BEGIN Records to use
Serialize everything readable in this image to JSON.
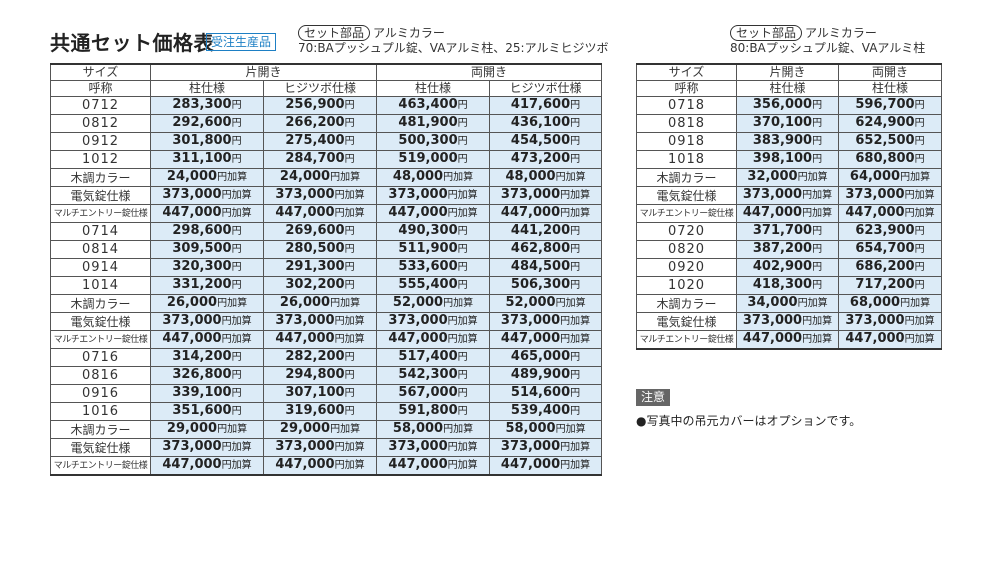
{
  "title": "共通セット価格表",
  "badge": "受注生産品",
  "left_note": {
    "pill": "セット部品",
    "line1": "アルミカラー",
    "line2": "70:BAプッシュプル錠、VAアルミ柱、25:アルミヒジツボ"
  },
  "right_note": {
    "pill": "セット部品",
    "line1": "アルミカラー",
    "line2": "80:BAプッシュプル錠、VAアルミ柱"
  },
  "headers": {
    "size": "サイズ",
    "call": "呼称",
    "single": "片開き",
    "double": "両開き",
    "pillar": "柱仕様",
    "hiji": "ヒジツボ仕様"
  },
  "left_rows": [
    {
      "size": "0712",
      "v": [
        "283,300",
        "256,900",
        "463,400",
        "417,600"
      ],
      "u": "円"
    },
    {
      "size": "0812",
      "v": [
        "292,600",
        "266,200",
        "481,900",
        "436,100"
      ],
      "u": "円"
    },
    {
      "size": "0912",
      "v": [
        "301,800",
        "275,400",
        "500,300",
        "454,500"
      ],
      "u": "円"
    },
    {
      "size": "1012",
      "v": [
        "311,100",
        "284,700",
        "519,000",
        "473,200"
      ],
      "u": "円"
    },
    {
      "size": "木調カラー",
      "kind": "jp",
      "v": [
        "24,000",
        "24,000",
        "48,000",
        "48,000"
      ],
      "u": "円加算"
    },
    {
      "size": "電気錠仕様",
      "kind": "jp",
      "v": [
        "373,000",
        "373,000",
        "373,000",
        "373,000"
      ],
      "u": "円加算"
    },
    {
      "size": "マルチエントリー錠仕様",
      "kind": "multi",
      "v": [
        "447,000",
        "447,000",
        "447,000",
        "447,000"
      ],
      "u": "円加算"
    },
    {
      "size": "0714",
      "v": [
        "298,600",
        "269,600",
        "490,300",
        "441,200"
      ],
      "u": "円"
    },
    {
      "size": "0814",
      "v": [
        "309,500",
        "280,500",
        "511,900",
        "462,800"
      ],
      "u": "円"
    },
    {
      "size": "0914",
      "v": [
        "320,300",
        "291,300",
        "533,600",
        "484,500"
      ],
      "u": "円"
    },
    {
      "size": "1014",
      "v": [
        "331,200",
        "302,200",
        "555,400",
        "506,300"
      ],
      "u": "円"
    },
    {
      "size": "木調カラー",
      "kind": "jp",
      "v": [
        "26,000",
        "26,000",
        "52,000",
        "52,000"
      ],
      "u": "円加算"
    },
    {
      "size": "電気錠仕様",
      "kind": "jp",
      "v": [
        "373,000",
        "373,000",
        "373,000",
        "373,000"
      ],
      "u": "円加算"
    },
    {
      "size": "マルチエントリー錠仕様",
      "kind": "multi",
      "v": [
        "447,000",
        "447,000",
        "447,000",
        "447,000"
      ],
      "u": "円加算"
    },
    {
      "size": "0716",
      "v": [
        "314,200",
        "282,200",
        "517,400",
        "465,000"
      ],
      "u": "円"
    },
    {
      "size": "0816",
      "v": [
        "326,800",
        "294,800",
        "542,300",
        "489,900"
      ],
      "u": "円"
    },
    {
      "size": "0916",
      "v": [
        "339,100",
        "307,100",
        "567,000",
        "514,600"
      ],
      "u": "円"
    },
    {
      "size": "1016",
      "v": [
        "351,600",
        "319,600",
        "591,800",
        "539,400"
      ],
      "u": "円"
    },
    {
      "size": "木調カラー",
      "kind": "jp",
      "v": [
        "29,000",
        "29,000",
        "58,000",
        "58,000"
      ],
      "u": "円加算"
    },
    {
      "size": "電気錠仕様",
      "kind": "jp",
      "v": [
        "373,000",
        "373,000",
        "373,000",
        "373,000"
      ],
      "u": "円加算"
    },
    {
      "size": "マルチエントリー錠仕様",
      "kind": "multi",
      "v": [
        "447,000",
        "447,000",
        "447,000",
        "447,000"
      ],
      "u": "円加算"
    }
  ],
  "right_rows": [
    {
      "size": "0718",
      "v": [
        "356,000",
        "596,700"
      ],
      "u": "円"
    },
    {
      "size": "0818",
      "v": [
        "370,100",
        "624,900"
      ],
      "u": "円"
    },
    {
      "size": "0918",
      "v": [
        "383,900",
        "652,500"
      ],
      "u": "円"
    },
    {
      "size": "1018",
      "v": [
        "398,100",
        "680,800"
      ],
      "u": "円"
    },
    {
      "size": "木調カラー",
      "kind": "jp",
      "v": [
        "32,000",
        "64,000"
      ],
      "u": "円加算"
    },
    {
      "size": "電気錠仕様",
      "kind": "jp",
      "v": [
        "373,000",
        "373,000"
      ],
      "u": "円加算"
    },
    {
      "size": "マルチエントリー錠仕様",
      "kind": "multi",
      "v": [
        "447,000",
        "447,000"
      ],
      "u": "円加算"
    },
    {
      "size": "0720",
      "v": [
        "371,700",
        "623,900"
      ],
      "u": "円"
    },
    {
      "size": "0820",
      "v": [
        "387,200",
        "654,700"
      ],
      "u": "円"
    },
    {
      "size": "0920",
      "v": [
        "402,900",
        "686,200"
      ],
      "u": "円"
    },
    {
      "size": "1020",
      "v": [
        "418,300",
        "717,200"
      ],
      "u": "円"
    },
    {
      "size": "木調カラー",
      "kind": "jp",
      "v": [
        "34,000",
        "68,000"
      ],
      "u": "円加算"
    },
    {
      "size": "電気錠仕様",
      "kind": "jp",
      "v": [
        "373,000",
        "373,000"
      ],
      "u": "円加算"
    },
    {
      "size": "マルチエントリー錠仕様",
      "kind": "multi",
      "v": [
        "447,000",
        "447,000"
      ],
      "u": "円加算"
    }
  ],
  "note_head": "注意",
  "note_text": "●写真中の吊元カバーはオプションです。"
}
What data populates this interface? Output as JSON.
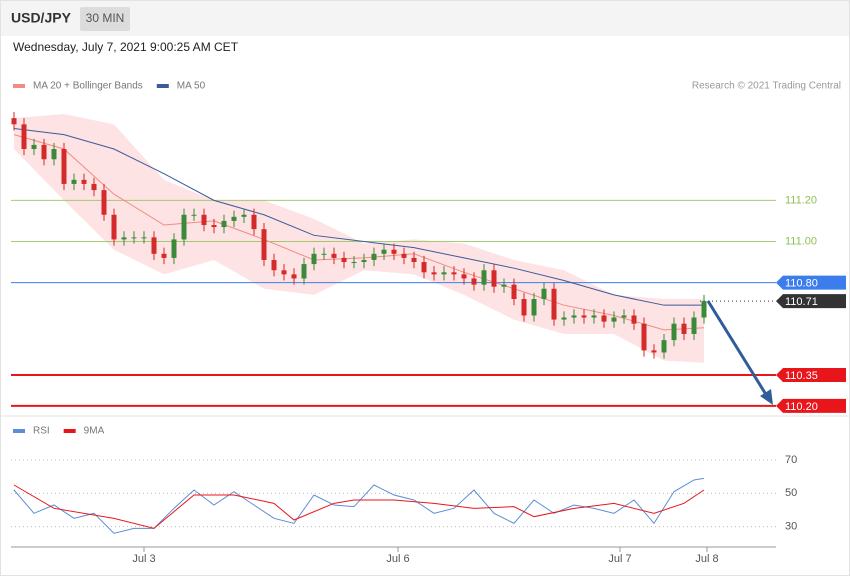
{
  "header": {
    "symbol": "USD/JPY",
    "timeframe": "30 MIN",
    "timestamp": "Wednesday, July 7, 2021 9:00:25 AM CET"
  },
  "chart_data": [
    {
      "type": "candlestick",
      "source": "Research © 2021 Trading Central",
      "xlim": [
        -0.3,
        76.2
      ],
      "ylim": [
        110.18,
        111.63
      ],
      "candles": {
        "open": [
          111.6,
          111.57,
          111.45,
          111.47,
          111.4,
          111.45,
          111.28,
          111.3,
          111.28,
          111.25,
          111.13,
          111.01,
          111.02,
          111.02,
          111.02,
          110.94,
          110.92,
          111.01,
          111.13,
          111.13,
          111.08,
          111.07,
          111.1,
          111.12,
          111.13,
          111.06,
          110.91,
          110.86,
          110.84,
          110.82,
          110.89,
          110.94,
          110.94,
          110.92,
          110.9,
          110.9,
          110.91,
          110.94,
          110.96,
          110.94,
          110.92,
          110.9,
          110.85,
          110.84,
          110.85,
          110.84,
          110.82,
          110.79,
          110.86,
          110.78,
          110.79,
          110.72,
          110.64,
          110.72,
          110.77,
          110.62,
          110.63,
          110.64,
          110.63,
          110.64,
          110.61,
          110.63,
          110.64,
          110.6,
          110.47,
          110.46,
          110.52,
          110.6,
          110.55,
          110.63
        ],
        "high": [
          111.63,
          111.6,
          111.5,
          111.5,
          111.48,
          111.48,
          111.33,
          111.33,
          111.31,
          111.28,
          111.16,
          111.05,
          111.05,
          111.05,
          111.05,
          110.97,
          111.04,
          111.16,
          111.16,
          111.16,
          111.11,
          111.13,
          111.15,
          111.16,
          111.16,
          111.09,
          110.94,
          110.89,
          110.87,
          110.92,
          110.97,
          110.97,
          110.97,
          110.95,
          110.93,
          110.94,
          110.97,
          110.99,
          110.99,
          110.97,
          110.95,
          110.93,
          110.88,
          110.88,
          110.88,
          110.87,
          110.85,
          110.89,
          110.89,
          110.82,
          110.82,
          110.75,
          110.75,
          110.8,
          110.8,
          110.66,
          110.67,
          110.67,
          110.67,
          110.67,
          110.66,
          110.67,
          110.67,
          110.63,
          110.5,
          110.55,
          110.63,
          110.63,
          110.66,
          110.74
        ],
        "low": [
          111.54,
          111.42,
          111.42,
          111.37,
          111.37,
          111.25,
          111.25,
          111.25,
          111.22,
          111.1,
          110.98,
          110.98,
          110.99,
          110.99,
          110.91,
          110.89,
          110.89,
          110.98,
          111.1,
          111.05,
          111.04,
          111.04,
          111.07,
          111.09,
          111.03,
          110.88,
          110.83,
          110.81,
          110.79,
          110.79,
          110.86,
          110.91,
          110.89,
          110.87,
          110.87,
          110.87,
          110.88,
          110.91,
          110.91,
          110.89,
          110.87,
          110.82,
          110.81,
          110.81,
          110.81,
          110.79,
          110.76,
          110.76,
          110.75,
          110.75,
          110.69,
          110.61,
          110.61,
          110.69,
          110.59,
          110.59,
          110.6,
          110.6,
          110.6,
          110.58,
          110.58,
          110.6,
          110.57,
          110.44,
          110.43,
          110.43,
          110.49,
          110.52,
          110.52,
          110.6
        ],
        "close": [
          111.57,
          111.45,
          111.47,
          111.4,
          111.45,
          111.28,
          111.3,
          111.28,
          111.25,
          111.13,
          111.01,
          111.02,
          111.02,
          111.02,
          110.94,
          110.92,
          111.01,
          111.13,
          111.13,
          111.08,
          111.07,
          111.1,
          111.12,
          111.13,
          111.06,
          110.91,
          110.86,
          110.84,
          110.82,
          110.89,
          110.94,
          110.94,
          110.92,
          110.9,
          110.9,
          110.91,
          110.94,
          110.96,
          110.94,
          110.92,
          110.9,
          110.85,
          110.84,
          110.85,
          110.84,
          110.82,
          110.79,
          110.86,
          110.78,
          110.79,
          110.72,
          110.64,
          110.72,
          110.77,
          110.62,
          110.63,
          110.64,
          110.63,
          110.64,
          110.61,
          110.63,
          110.64,
          110.6,
          110.47,
          110.46,
          110.52,
          110.6,
          110.55,
          110.63,
          110.71
        ],
        "up_color": "#3a8a3a",
        "down_color": "#d42a2a"
      },
      "series": [
        {
          "name": "MA 20 + Bollinger Bands",
          "color": "#f28b82",
          "band_color": "#fde3e3",
          "x": [
            0,
            5,
            10,
            15,
            20,
            25,
            30,
            35,
            40,
            45,
            50,
            55,
            60,
            65,
            69
          ],
          "values": [
            111.52,
            111.45,
            111.23,
            111.08,
            111.1,
            111.01,
            110.91,
            110.92,
            110.94,
            110.85,
            110.77,
            110.69,
            110.64,
            110.57,
            110.58
          ],
          "upper": [
            111.6,
            111.62,
            111.57,
            111.3,
            111.2,
            111.2,
            111.11,
            110.99,
            111.01,
            110.99,
            110.91,
            110.86,
            110.74,
            110.72,
            110.72
          ],
          "lower": [
            111.45,
            111.2,
            110.96,
            110.84,
            110.91,
            110.77,
            110.74,
            110.86,
            110.84,
            110.74,
            110.62,
            110.55,
            110.55,
            110.42,
            110.41
          ]
        },
        {
          "name": "MA 50",
          "color": "#3d5a99",
          "x": [
            0,
            5,
            10,
            15,
            20,
            25,
            30,
            35,
            40,
            45,
            50,
            55,
            60,
            65,
            69
          ],
          "values": [
            111.55,
            111.52,
            111.45,
            111.33,
            111.2,
            111.13,
            111.03,
            111.0,
            110.97,
            110.92,
            110.87,
            110.81,
            110.74,
            110.69,
            110.69
          ]
        }
      ],
      "levels": [
        {
          "value": 111.2,
          "label": "111.20",
          "color": "#8cc152",
          "style": "thin",
          "tag": false
        },
        {
          "value": 111.0,
          "label": "111.00",
          "color": "#8cc152",
          "style": "thin",
          "tag": false
        },
        {
          "value": 110.8,
          "label": "110.80",
          "color": "#3b7ded",
          "style": "solid",
          "tag": true
        },
        {
          "value": 110.71,
          "label": "110.71",
          "color": "#333333",
          "style": "dotted",
          "tag": true
        },
        {
          "value": 110.35,
          "label": "110.35",
          "color": "#e8161b",
          "style": "thick",
          "tag": true
        },
        {
          "value": 110.2,
          "label": "110.20",
          "color": "#e8161b",
          "style": "thick",
          "tag": true
        }
      ]
    },
    {
      "type": "line",
      "xlim": [
        -0.3,
        76.2
      ],
      "ylim": [
        19,
        79
      ],
      "yticks": [
        70,
        50,
        30
      ],
      "grid": true,
      "xticks": [
        {
          "value": 13,
          "label": "Jul 3"
        },
        {
          "value": 38.4,
          "label": "Jul 6"
        },
        {
          "value": 60.6,
          "label": "Jul 7"
        },
        {
          "value": 69.3,
          "label": "Jul 8"
        }
      ],
      "series": [
        {
          "name": "RSI",
          "color": "#5b8ed6",
          "x": [
            0,
            2,
            4,
            6,
            8,
            10,
            12,
            14,
            16,
            18,
            20,
            22,
            24,
            26,
            28,
            30,
            32,
            34,
            36,
            38,
            40,
            42,
            44,
            46,
            48,
            50,
            52,
            54,
            56,
            58,
            60,
            62,
            64,
            66,
            68,
            69
          ],
          "values": [
            52,
            38,
            43,
            35,
            38,
            26,
            29,
            29,
            41,
            52,
            43,
            51,
            43,
            35,
            32,
            49,
            43,
            42,
            55,
            49,
            46,
            38,
            41,
            52,
            38,
            32,
            46,
            38,
            43,
            41,
            38,
            46,
            32,
            51,
            58,
            59
          ]
        },
        {
          "name": "9MA",
          "color": "#e8161b",
          "x": [
            0,
            4,
            10,
            14,
            18,
            22,
            26,
            28,
            32,
            34,
            38,
            42,
            46,
            50,
            52,
            56,
            60,
            64,
            67,
            69
          ],
          "values": [
            55,
            41,
            35,
            29,
            49,
            49,
            44,
            34,
            44,
            46,
            46,
            44,
            41,
            42,
            36,
            41,
            44,
            38,
            44,
            52
          ]
        }
      ]
    }
  ]
}
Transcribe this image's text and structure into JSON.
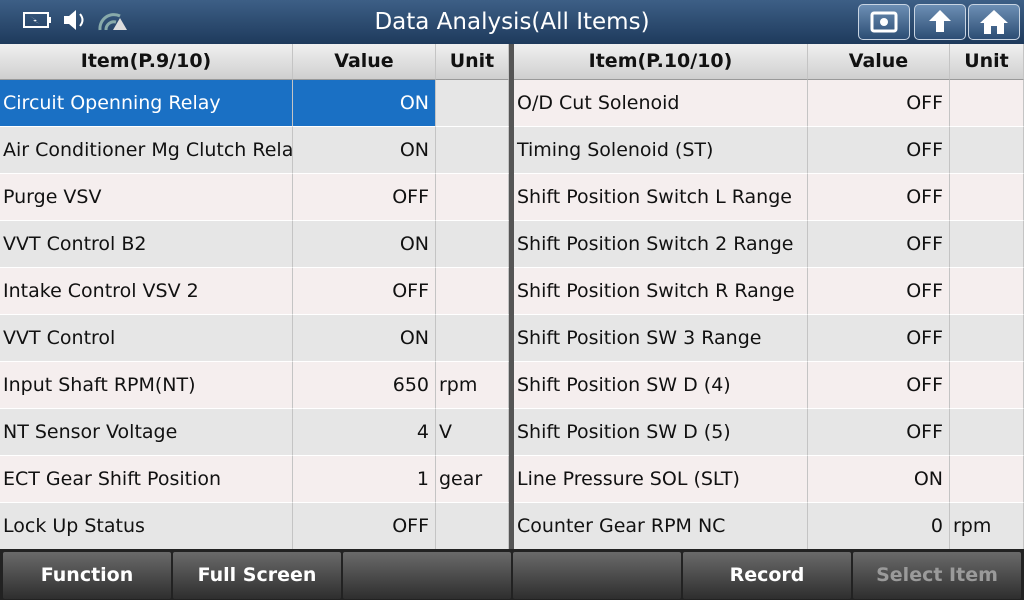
{
  "header": {
    "title": "Data Analysis(All Items)"
  },
  "tables": [
    {
      "columns": [
        "Item(P.9/10)",
        "Value",
        "Unit"
      ],
      "rows": [
        {
          "item": "Circuit Openning Relay",
          "value": "ON",
          "selected": true
        },
        {
          "item": "Air Conditioner Mg Clutch Relay",
          "value": "ON"
        },
        {
          "item": "Purge VSV",
          "value": "OFF"
        },
        {
          "item": "VVT Control B2",
          "value": "ON"
        },
        {
          "item": "Intake Control VSV 2",
          "value": "OFF"
        },
        {
          "item": "VVT Control",
          "value": "ON"
        },
        {
          "item": "Input Shaft RPM(NT)",
          "value": "650",
          "unit": "rpm"
        },
        {
          "item": "NT Sensor Voltage",
          "value": "4",
          "unit": "V"
        },
        {
          "item": "ECT Gear Shift Position",
          "value": "1",
          "unit": "gear"
        },
        {
          "item": "Lock Up Status",
          "value": "OFF"
        }
      ]
    },
    {
      "columns": [
        "Item(P.10/10)",
        "Value",
        "Unit"
      ],
      "rows": [
        {
          "item": "O/D Cut Solenoid",
          "value": "OFF"
        },
        {
          "item": "Timing Solenoid (ST)",
          "value": "OFF"
        },
        {
          "item": "Shift Position Switch L Range",
          "value": "OFF"
        },
        {
          "item": "Shift Position Switch 2 Range",
          "value": "OFF"
        },
        {
          "item": "Shift Position Switch R Range",
          "value": "OFF"
        },
        {
          "item": "Shift Position SW 3 Range",
          "value": "OFF"
        },
        {
          "item": "Shift Position SW D (4)",
          "value": "OFF"
        },
        {
          "item": "Shift Position SW D (5)",
          "value": "OFF"
        },
        {
          "item": "Line Pressure SOL (SLT)",
          "value": "ON"
        },
        {
          "item": "Counter Gear RPM NC",
          "value": "0",
          "unit": "rpm"
        }
      ]
    }
  ],
  "footer": {
    "buttons": [
      "Function",
      "Full Screen",
      "Record",
      "Select Item"
    ]
  }
}
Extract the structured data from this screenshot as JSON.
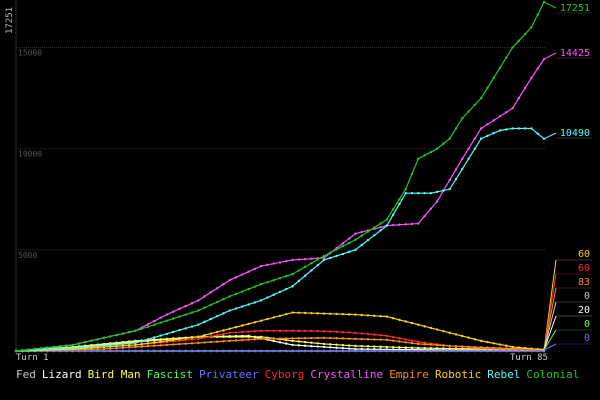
{
  "chart_data": {
    "type": "line",
    "y_axis_top_label": "17251",
    "y_ticks": [
      5000,
      10000,
      15000
    ],
    "ylim": [
      0,
      17251
    ],
    "x_range": [
      1,
      85
    ],
    "x_tick_labels": [
      "Turn 1",
      "Turn 85"
    ],
    "grid": true,
    "legend_placement": "bottom",
    "series": [
      {
        "name": "Fed",
        "color": "#c8c8c8",
        "end_label": "0",
        "x": [
          1,
          20,
          40,
          60,
          85
        ],
        "values": [
          0,
          0,
          0,
          0,
          0
        ]
      },
      {
        "name": "Lizard",
        "color": "#ffffff",
        "end_label": "20",
        "x": [
          1,
          10,
          20,
          30,
          38,
          45,
          55,
          65,
          75,
          85
        ],
        "values": [
          0,
          150,
          450,
          700,
          750,
          300,
          100,
          60,
          30,
          20
        ]
      },
      {
        "name": "Bird Man",
        "color": "#ffff55",
        "end_label": "60",
        "x": [
          1,
          10,
          20,
          30,
          40,
          45,
          50,
          55,
          60,
          65,
          70,
          75,
          80,
          85
        ],
        "values": [
          0,
          200,
          500,
          700,
          700,
          500,
          350,
          250,
          200,
          150,
          120,
          100,
          80,
          60
        ]
      },
      {
        "name": "Fascist",
        "color": "#55ff55",
        "end_label": "0",
        "x": [
          1,
          15,
          30,
          45,
          60,
          85
        ],
        "values": [
          0,
          0,
          0,
          0,
          0,
          0
        ]
      },
      {
        "name": "Privateer",
        "color": "#6f6fff",
        "end_label": "0",
        "x": [
          1,
          20,
          40,
          60,
          85
        ],
        "values": [
          0,
          0,
          0,
          0,
          0
        ]
      },
      {
        "name": "Cyborg",
        "color": "#ff2a2a",
        "end_label": "60",
        "x": [
          1,
          10,
          20,
          30,
          35,
          40,
          45,
          50,
          55,
          60,
          65,
          70,
          75,
          80,
          85
        ],
        "values": [
          0,
          100,
          300,
          600,
          900,
          1000,
          1000,
          980,
          900,
          750,
          450,
          250,
          150,
          100,
          60
        ]
      },
      {
        "name": "Crystalline",
        "color": "#ff55ff",
        "end_label": "14425",
        "x": [
          1,
          10,
          20,
          25,
          30,
          35,
          40,
          45,
          50,
          55,
          60,
          65,
          68,
          72,
          75,
          80,
          83,
          85
        ],
        "values": [
          0,
          300,
          1000,
          1800,
          2500,
          3500,
          4200,
          4500,
          4600,
          5800,
          6200,
          6300,
          7400,
          9500,
          11000,
          12000,
          13500,
          14425
        ]
      },
      {
        "name": "Empire",
        "color": "#ff8c1a",
        "end_label": "83",
        "x": [
          1,
          15,
          30,
          40,
          50,
          60,
          65,
          70,
          75,
          80,
          85
        ],
        "values": [
          0,
          100,
          400,
          600,
          650,
          550,
          350,
          250,
          180,
          120,
          83
        ]
      },
      {
        "name": "Robotic",
        "color": "#ffd21a",
        "end_label": "60",
        "x": [
          1,
          10,
          20,
          30,
          40,
          45,
          50,
          55,
          60,
          65,
          70,
          75,
          80,
          85
        ],
        "values": [
          0,
          100,
          300,
          700,
          1500,
          1900,
          1850,
          1800,
          1700,
          1300,
          900,
          500,
          200,
          60
        ]
      },
      {
        "name": "Rebel",
        "color": "#55ffff",
        "end_label": "10490",
        "x": [
          1,
          10,
          20,
          30,
          35,
          40,
          45,
          50,
          55,
          60,
          63,
          67,
          70,
          72,
          75,
          78,
          80,
          83,
          85
        ],
        "values": [
          0,
          150,
          400,
          1300,
          2000,
          2500,
          3200,
          4500,
          5000,
          6200,
          7800,
          7800,
          8000,
          9000,
          10500,
          10900,
          11000,
          11000,
          10490
        ]
      },
      {
        "name": "Colonial",
        "color": "#22c922",
        "end_label": "17251",
        "x": [
          1,
          10,
          20,
          30,
          35,
          40,
          45,
          50,
          55,
          60,
          63,
          65,
          68,
          70,
          72,
          75,
          78,
          80,
          83,
          85
        ],
        "values": [
          0,
          300,
          1000,
          2000,
          2700,
          3300,
          3800,
          4700,
          5500,
          6500,
          8000,
          9500,
          10000,
          10500,
          11500,
          12500,
          14000,
          15000,
          16000,
          17251
        ]
      }
    ]
  }
}
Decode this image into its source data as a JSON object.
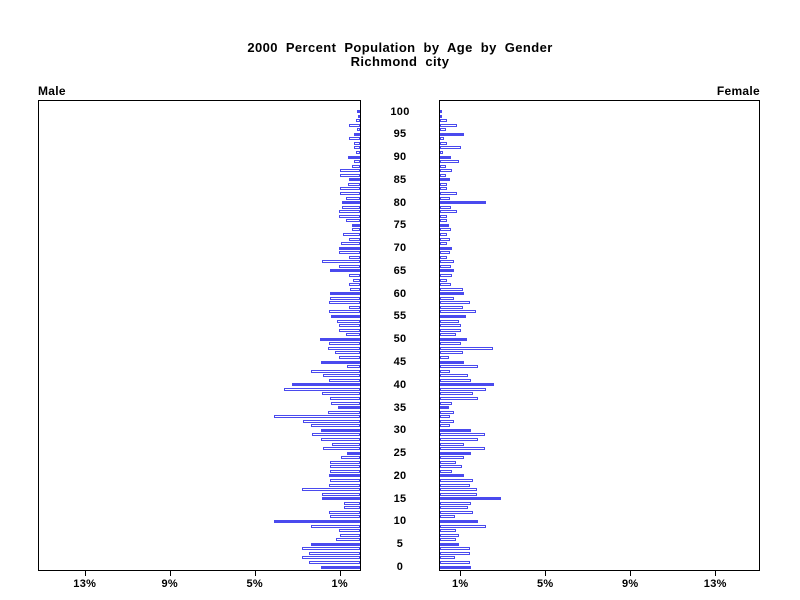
END Records to use
**Task details:** Each line in the material either holds the string "type" or does not. State how many do, and nothing else.

**Expected answer:** 3